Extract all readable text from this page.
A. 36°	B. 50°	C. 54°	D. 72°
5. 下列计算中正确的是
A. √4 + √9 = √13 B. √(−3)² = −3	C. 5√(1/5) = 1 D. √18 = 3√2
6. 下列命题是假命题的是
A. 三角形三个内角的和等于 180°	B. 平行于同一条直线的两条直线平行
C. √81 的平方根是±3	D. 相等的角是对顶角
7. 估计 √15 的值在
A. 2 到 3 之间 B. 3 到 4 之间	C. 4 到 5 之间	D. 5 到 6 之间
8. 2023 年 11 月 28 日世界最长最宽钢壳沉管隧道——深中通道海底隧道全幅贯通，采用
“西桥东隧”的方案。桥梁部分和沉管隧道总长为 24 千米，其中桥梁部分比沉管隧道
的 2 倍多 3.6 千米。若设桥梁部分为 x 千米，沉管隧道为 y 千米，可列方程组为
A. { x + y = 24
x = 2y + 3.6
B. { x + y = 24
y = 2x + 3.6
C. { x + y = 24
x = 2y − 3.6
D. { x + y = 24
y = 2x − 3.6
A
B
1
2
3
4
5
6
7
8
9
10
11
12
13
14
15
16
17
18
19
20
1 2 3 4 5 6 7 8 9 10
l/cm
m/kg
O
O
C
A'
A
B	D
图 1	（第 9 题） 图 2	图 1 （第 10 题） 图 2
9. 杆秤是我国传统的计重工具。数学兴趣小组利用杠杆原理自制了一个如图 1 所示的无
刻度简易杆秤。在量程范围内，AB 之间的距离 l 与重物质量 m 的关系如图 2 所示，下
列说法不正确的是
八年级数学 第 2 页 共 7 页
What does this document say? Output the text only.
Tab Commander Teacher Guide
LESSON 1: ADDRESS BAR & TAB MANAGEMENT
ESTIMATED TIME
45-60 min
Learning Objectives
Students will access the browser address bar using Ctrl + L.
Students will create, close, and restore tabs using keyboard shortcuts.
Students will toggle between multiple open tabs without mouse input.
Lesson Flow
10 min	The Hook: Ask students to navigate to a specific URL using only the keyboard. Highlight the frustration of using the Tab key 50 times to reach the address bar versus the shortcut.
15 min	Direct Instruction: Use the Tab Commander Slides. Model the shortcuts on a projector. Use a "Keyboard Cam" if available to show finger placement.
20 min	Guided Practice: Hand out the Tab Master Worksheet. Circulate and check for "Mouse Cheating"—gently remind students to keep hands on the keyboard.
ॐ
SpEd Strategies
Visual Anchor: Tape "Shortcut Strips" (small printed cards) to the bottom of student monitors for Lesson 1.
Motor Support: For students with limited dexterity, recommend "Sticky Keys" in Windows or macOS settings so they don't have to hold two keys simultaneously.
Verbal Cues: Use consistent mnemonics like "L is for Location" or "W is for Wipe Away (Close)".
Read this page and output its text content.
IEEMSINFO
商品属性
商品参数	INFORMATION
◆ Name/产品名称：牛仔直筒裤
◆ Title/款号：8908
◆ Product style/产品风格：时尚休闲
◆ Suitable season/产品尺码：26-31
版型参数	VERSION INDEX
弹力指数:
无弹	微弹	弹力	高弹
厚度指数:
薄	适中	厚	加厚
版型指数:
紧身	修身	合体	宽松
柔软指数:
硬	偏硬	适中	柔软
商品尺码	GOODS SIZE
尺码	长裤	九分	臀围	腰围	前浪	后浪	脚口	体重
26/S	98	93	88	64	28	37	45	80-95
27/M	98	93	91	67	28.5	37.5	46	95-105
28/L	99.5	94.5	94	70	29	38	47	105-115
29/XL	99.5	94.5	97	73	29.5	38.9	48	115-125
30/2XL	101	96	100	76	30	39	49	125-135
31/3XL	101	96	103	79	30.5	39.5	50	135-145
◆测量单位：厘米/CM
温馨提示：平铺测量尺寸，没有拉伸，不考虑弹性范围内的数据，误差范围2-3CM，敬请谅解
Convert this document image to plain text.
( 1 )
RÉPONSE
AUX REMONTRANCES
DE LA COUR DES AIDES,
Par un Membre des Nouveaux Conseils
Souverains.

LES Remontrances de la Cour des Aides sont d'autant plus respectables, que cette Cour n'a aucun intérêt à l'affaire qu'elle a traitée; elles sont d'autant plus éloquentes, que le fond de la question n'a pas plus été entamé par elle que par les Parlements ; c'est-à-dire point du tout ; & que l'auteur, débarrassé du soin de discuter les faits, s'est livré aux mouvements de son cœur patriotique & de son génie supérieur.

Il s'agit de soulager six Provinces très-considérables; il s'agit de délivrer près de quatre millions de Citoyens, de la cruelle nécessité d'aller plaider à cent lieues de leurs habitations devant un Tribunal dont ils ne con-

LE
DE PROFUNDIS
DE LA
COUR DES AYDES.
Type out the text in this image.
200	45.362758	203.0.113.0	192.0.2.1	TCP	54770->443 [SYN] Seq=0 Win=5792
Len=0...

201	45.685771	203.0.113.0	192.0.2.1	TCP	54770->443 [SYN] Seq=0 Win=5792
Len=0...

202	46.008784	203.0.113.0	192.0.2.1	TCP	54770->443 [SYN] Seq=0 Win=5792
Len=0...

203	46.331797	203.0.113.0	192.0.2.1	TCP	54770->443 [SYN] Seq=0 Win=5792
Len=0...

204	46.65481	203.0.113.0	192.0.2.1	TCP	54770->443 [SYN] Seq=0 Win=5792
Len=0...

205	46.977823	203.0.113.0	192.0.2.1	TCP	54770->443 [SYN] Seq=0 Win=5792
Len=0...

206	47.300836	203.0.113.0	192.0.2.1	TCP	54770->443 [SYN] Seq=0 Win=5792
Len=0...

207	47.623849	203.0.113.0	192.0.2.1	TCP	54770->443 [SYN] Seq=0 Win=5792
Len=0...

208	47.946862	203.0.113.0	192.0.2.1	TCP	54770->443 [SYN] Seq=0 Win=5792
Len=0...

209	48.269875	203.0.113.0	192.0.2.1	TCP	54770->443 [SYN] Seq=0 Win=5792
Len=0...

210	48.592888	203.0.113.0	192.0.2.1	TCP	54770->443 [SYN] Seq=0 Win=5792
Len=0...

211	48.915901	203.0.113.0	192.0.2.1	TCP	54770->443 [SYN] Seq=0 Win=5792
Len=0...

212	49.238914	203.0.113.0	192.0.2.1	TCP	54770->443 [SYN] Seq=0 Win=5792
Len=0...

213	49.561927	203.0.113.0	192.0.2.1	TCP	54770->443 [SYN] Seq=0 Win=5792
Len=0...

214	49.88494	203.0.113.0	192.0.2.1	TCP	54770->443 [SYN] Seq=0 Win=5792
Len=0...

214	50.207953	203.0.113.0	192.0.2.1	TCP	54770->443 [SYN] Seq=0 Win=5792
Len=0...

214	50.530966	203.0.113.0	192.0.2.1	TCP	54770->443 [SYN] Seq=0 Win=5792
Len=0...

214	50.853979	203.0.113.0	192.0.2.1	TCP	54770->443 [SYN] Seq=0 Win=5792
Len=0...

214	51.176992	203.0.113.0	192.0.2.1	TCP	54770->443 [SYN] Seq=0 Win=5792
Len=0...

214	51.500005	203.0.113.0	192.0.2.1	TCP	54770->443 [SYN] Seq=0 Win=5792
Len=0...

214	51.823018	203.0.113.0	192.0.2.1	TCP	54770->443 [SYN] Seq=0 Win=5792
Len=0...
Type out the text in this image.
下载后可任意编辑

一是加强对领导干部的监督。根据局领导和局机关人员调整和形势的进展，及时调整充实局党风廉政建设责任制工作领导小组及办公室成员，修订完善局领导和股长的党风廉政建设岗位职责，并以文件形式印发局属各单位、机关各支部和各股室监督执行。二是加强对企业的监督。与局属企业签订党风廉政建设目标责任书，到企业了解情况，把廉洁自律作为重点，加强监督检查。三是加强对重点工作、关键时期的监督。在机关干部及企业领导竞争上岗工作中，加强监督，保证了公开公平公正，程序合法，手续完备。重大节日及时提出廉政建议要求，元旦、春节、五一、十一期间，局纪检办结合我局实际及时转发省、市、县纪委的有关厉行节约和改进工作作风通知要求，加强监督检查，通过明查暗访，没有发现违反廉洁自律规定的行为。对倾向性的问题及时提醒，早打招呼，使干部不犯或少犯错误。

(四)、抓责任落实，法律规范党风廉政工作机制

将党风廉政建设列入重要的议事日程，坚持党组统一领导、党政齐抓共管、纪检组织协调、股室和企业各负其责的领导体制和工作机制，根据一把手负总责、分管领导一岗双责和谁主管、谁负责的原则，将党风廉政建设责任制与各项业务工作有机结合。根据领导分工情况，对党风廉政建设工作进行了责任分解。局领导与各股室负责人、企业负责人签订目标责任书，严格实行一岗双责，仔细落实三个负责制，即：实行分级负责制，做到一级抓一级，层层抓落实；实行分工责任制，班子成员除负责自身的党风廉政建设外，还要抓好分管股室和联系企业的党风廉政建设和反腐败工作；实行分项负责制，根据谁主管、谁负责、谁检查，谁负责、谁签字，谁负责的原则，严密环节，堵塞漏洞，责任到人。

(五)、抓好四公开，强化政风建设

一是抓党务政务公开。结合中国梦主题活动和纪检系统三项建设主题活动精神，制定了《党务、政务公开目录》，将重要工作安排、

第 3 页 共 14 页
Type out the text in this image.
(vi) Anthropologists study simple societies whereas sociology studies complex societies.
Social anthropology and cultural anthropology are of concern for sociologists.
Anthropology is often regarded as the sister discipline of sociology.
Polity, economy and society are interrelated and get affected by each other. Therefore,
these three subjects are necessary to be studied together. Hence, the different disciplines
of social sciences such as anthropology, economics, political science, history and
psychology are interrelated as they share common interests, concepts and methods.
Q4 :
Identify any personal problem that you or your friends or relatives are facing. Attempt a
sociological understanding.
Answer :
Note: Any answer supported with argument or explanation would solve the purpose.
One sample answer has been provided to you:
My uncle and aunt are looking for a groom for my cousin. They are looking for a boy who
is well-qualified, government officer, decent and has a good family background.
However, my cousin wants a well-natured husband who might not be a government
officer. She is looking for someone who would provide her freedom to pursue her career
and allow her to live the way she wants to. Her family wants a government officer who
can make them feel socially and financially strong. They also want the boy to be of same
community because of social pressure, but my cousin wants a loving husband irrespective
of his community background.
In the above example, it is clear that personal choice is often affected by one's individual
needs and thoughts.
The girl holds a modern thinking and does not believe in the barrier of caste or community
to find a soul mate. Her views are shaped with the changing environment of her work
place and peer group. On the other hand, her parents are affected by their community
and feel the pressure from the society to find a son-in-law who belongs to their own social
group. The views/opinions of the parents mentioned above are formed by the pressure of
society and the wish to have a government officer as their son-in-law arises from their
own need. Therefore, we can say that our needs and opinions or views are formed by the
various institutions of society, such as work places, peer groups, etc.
┄┄┄┄┄┄
Only lines with the word "wants" are wanted, so copy each one from the records.

However, my cousin wants a well-natured husband who might not be a government
and allow her to live the way she wants to. Her family wants a government officer who
community because of social pressure, but my cousin wants a loving husband irrespective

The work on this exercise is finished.